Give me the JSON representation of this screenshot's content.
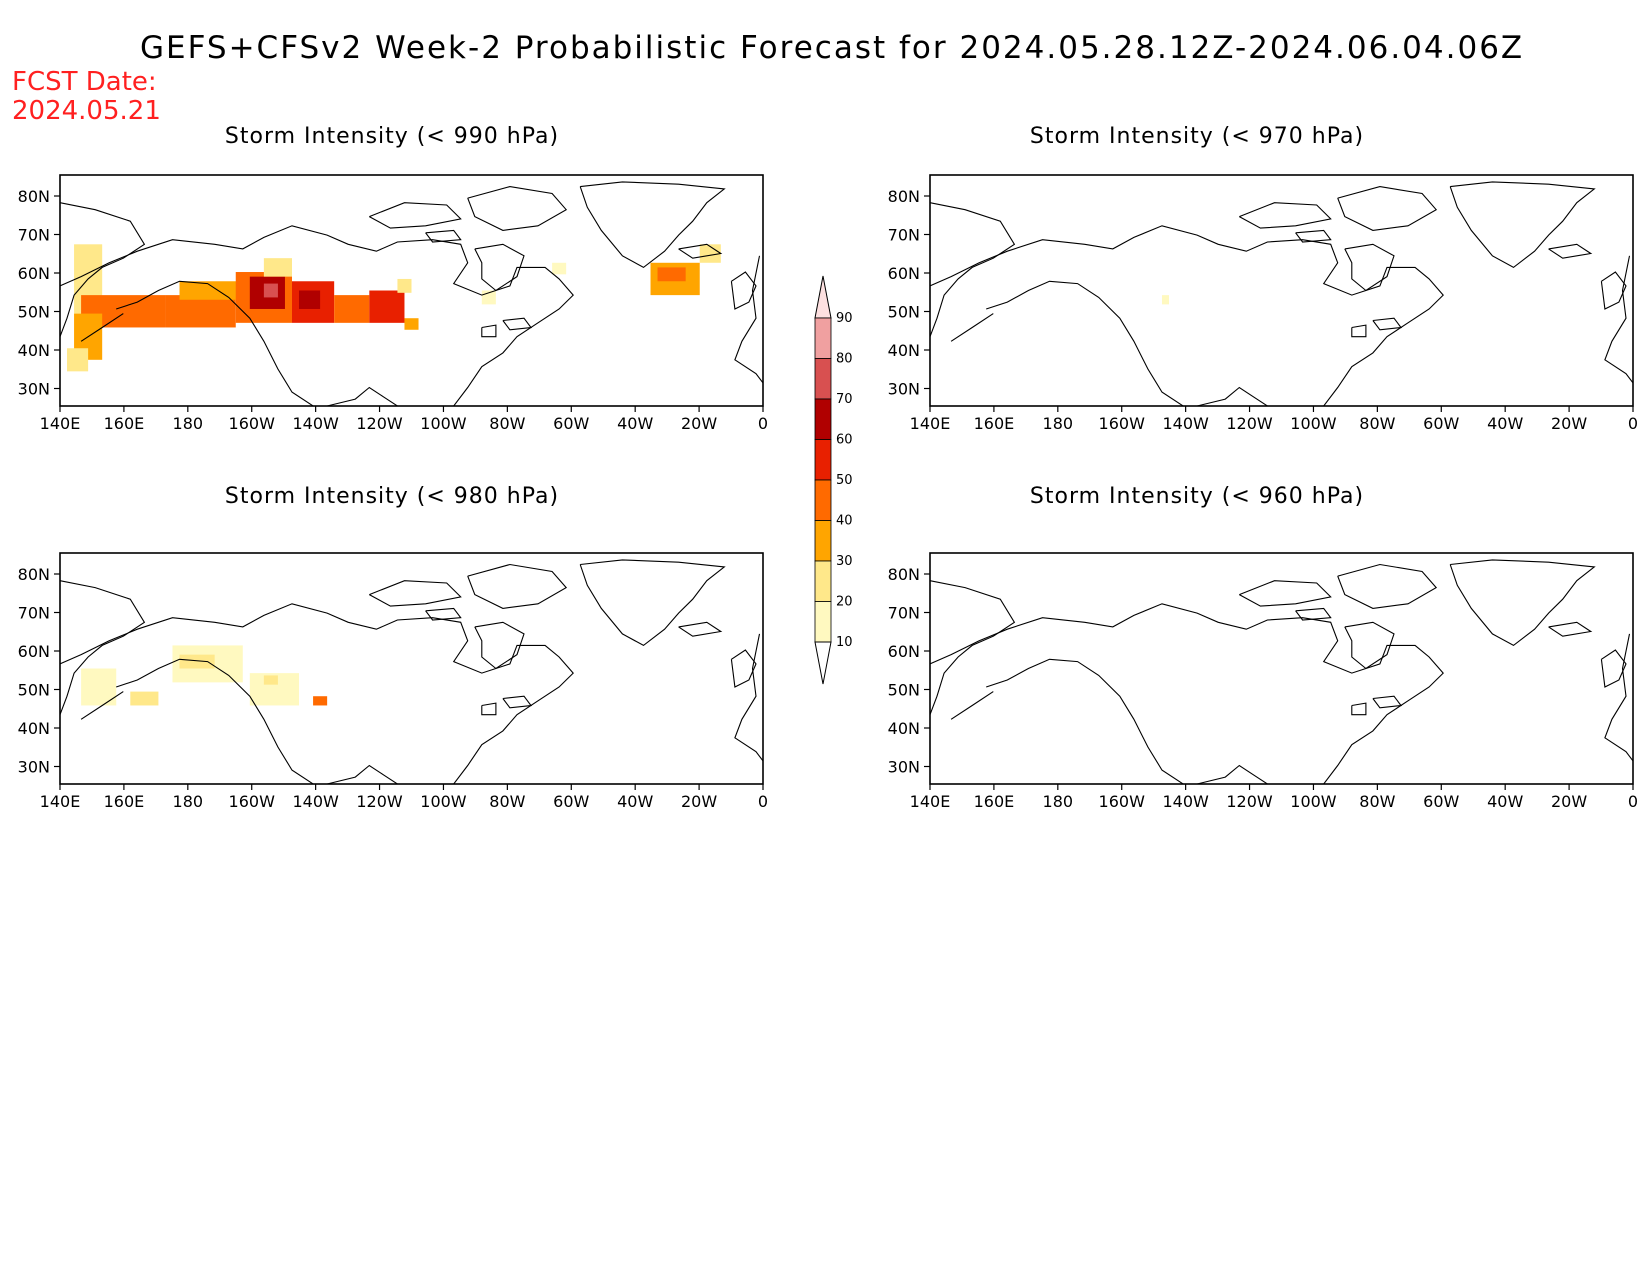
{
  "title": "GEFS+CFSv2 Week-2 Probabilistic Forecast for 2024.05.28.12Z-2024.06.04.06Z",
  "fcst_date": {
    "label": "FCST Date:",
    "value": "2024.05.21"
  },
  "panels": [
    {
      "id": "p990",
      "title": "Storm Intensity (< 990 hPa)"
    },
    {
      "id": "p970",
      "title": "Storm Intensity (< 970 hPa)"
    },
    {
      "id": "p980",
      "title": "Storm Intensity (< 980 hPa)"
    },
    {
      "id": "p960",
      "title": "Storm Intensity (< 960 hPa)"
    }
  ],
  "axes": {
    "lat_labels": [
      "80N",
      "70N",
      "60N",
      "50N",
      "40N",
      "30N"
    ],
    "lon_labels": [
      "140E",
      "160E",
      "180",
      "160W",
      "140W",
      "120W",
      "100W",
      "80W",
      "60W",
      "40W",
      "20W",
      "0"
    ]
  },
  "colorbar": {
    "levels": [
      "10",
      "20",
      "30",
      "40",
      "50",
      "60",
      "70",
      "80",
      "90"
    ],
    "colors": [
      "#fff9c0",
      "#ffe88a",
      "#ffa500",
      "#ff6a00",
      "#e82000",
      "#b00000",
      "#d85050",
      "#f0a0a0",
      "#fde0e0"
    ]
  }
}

═══

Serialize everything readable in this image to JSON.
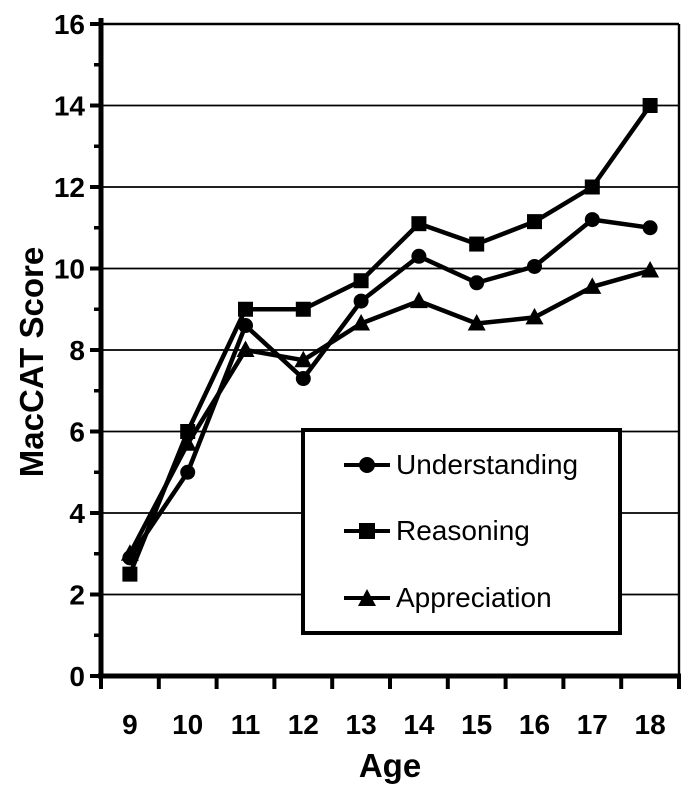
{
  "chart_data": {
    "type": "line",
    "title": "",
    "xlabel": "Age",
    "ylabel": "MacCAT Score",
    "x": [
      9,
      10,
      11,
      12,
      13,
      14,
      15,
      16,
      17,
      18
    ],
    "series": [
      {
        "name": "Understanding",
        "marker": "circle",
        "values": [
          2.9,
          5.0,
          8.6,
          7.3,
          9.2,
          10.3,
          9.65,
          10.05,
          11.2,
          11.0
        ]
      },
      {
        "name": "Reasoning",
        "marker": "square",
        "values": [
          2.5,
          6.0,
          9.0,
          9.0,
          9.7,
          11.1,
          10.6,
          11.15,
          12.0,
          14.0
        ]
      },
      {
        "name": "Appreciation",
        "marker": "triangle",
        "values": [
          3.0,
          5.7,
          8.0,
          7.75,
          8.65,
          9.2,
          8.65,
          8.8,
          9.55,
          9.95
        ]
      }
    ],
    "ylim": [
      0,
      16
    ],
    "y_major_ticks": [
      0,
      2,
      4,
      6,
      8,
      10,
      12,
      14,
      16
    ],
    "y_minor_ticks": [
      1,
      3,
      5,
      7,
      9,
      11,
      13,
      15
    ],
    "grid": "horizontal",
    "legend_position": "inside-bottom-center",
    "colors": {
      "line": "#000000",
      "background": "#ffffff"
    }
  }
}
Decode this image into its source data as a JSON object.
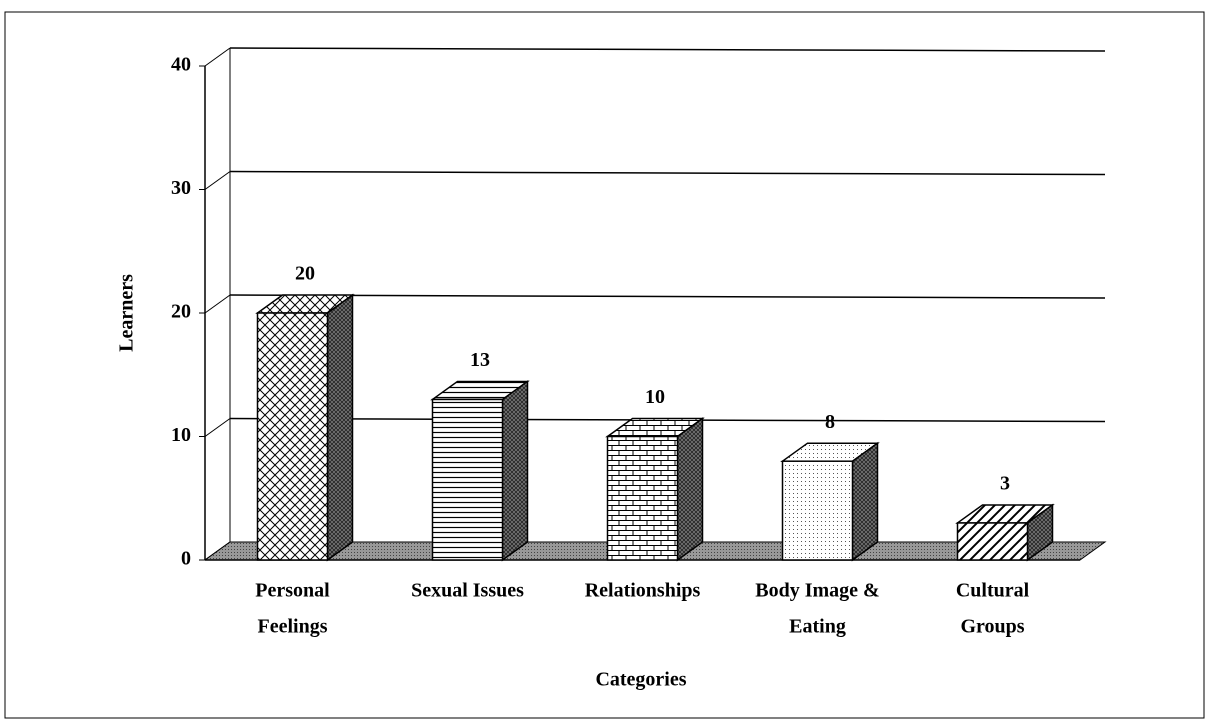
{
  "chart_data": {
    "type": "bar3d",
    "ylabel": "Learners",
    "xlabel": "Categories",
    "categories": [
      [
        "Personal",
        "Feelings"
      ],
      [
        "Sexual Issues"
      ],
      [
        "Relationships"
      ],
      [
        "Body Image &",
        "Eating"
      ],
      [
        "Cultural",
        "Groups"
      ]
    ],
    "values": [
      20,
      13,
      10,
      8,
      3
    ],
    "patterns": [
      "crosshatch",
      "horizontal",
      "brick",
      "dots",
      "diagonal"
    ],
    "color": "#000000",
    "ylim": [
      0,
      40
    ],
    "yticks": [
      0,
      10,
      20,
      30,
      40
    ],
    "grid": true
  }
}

═══

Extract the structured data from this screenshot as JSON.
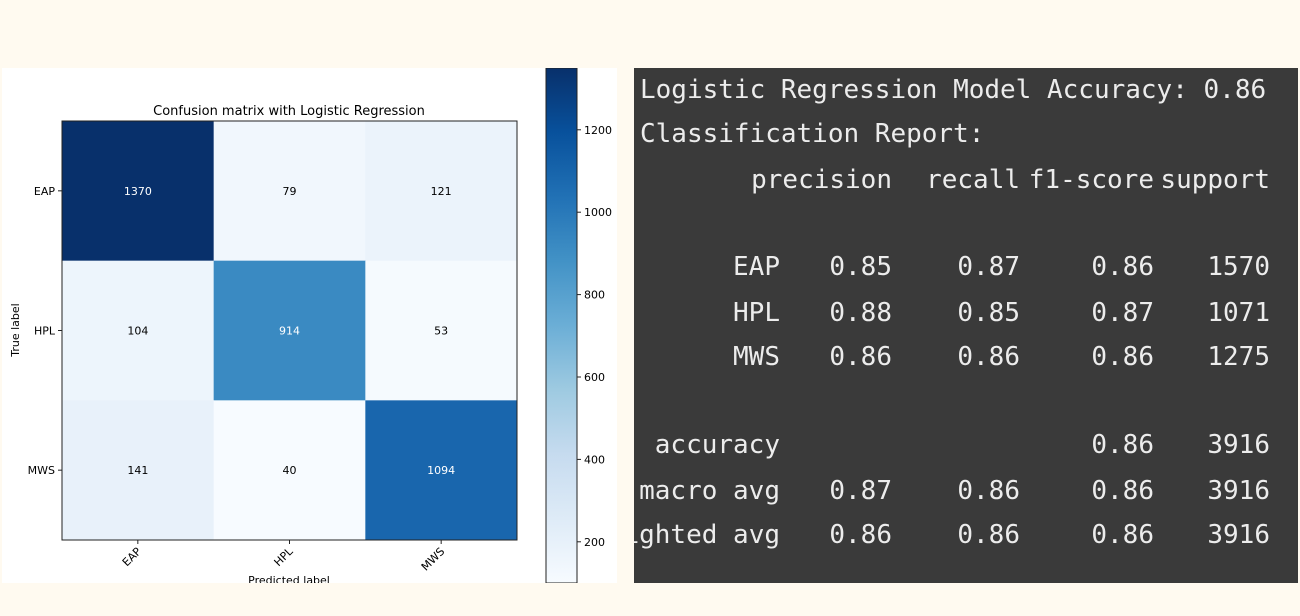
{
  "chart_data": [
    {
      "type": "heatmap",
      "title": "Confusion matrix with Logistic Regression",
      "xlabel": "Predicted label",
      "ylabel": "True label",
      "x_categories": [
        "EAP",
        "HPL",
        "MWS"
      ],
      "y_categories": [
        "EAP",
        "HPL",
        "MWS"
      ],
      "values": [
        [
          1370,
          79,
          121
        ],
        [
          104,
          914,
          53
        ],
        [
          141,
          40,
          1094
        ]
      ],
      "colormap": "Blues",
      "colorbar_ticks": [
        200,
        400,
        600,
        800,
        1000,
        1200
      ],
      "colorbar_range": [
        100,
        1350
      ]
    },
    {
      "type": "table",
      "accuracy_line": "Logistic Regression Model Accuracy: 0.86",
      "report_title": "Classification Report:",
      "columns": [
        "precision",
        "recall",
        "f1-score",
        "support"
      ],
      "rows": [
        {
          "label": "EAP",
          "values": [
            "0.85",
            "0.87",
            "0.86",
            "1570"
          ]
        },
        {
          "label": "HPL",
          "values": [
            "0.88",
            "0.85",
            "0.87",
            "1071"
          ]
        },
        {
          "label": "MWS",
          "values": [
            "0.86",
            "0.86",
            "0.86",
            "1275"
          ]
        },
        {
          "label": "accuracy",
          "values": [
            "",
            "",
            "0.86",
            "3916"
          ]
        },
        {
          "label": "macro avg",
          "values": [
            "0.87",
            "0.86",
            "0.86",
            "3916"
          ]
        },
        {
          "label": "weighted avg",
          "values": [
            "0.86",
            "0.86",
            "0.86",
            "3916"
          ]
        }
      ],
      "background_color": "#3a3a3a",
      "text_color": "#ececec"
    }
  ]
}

═══

§ **Task to complete**:
How many lines of the listing above include the word "Regression"? State the number and nothing else.

§ **Task answer**:
2